▶ _Direction_:
From the listing below, extract every line containing "icon".

--- --- ---

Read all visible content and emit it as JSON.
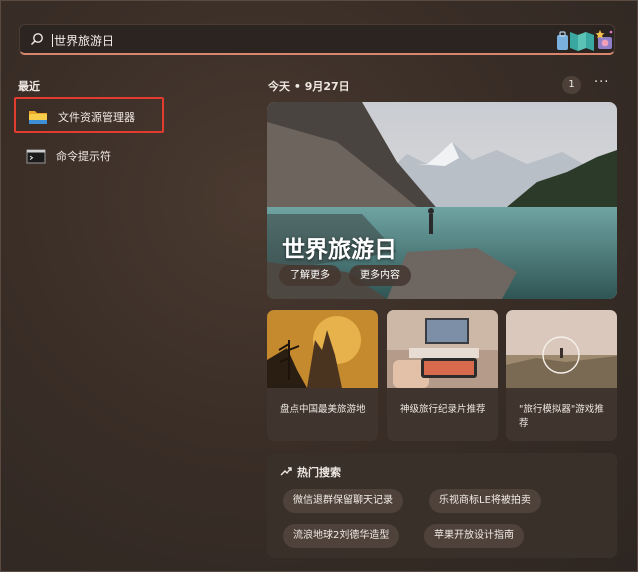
{
  "search": {
    "value": "世界旅游日"
  },
  "recent": {
    "title": "最近",
    "items": [
      {
        "label": "文件资源管理器",
        "icon": "folder-icon",
        "selected": true
      },
      {
        "label": "命令提示符",
        "icon": "terminal-icon",
        "selected": false
      }
    ]
  },
  "header": {
    "today": "今天 • 9月27日",
    "badge": "1",
    "more": "···"
  },
  "hero": {
    "title": "世界旅游日",
    "buttons": [
      "了解更多",
      "更多内容"
    ]
  },
  "cards": [
    {
      "text": "盘点中国最美旅游地"
    },
    {
      "text": "神级旅行纪录片推荐"
    },
    {
      "text": "\"旅行模拟器\"游戏推荐"
    }
  ],
  "hot": {
    "title": "热门搜索",
    "chips": [
      "微信退群保留聊天记录",
      "乐视商标LE将被拍卖",
      "流浪地球2刘德华造型",
      "苹果开放设计指南"
    ]
  },
  "colors": {
    "accent": "#d9866f",
    "highlight": "#e23c2f",
    "background": "#3a2e27"
  }
}
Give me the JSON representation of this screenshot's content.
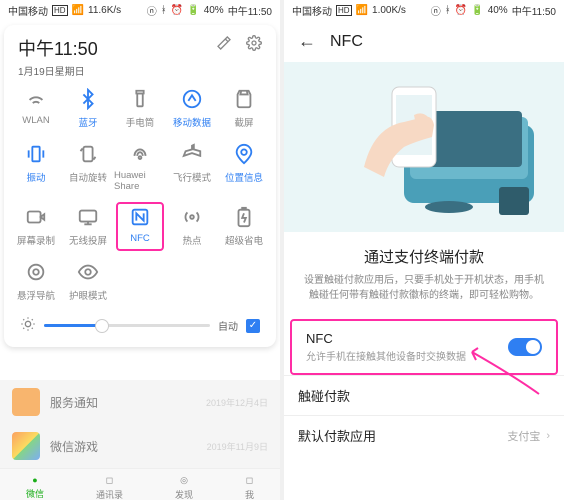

--- --- ---

▶ _Problem solution_:
        "icon": "folder-icon",
        "icon": "terminal-icon",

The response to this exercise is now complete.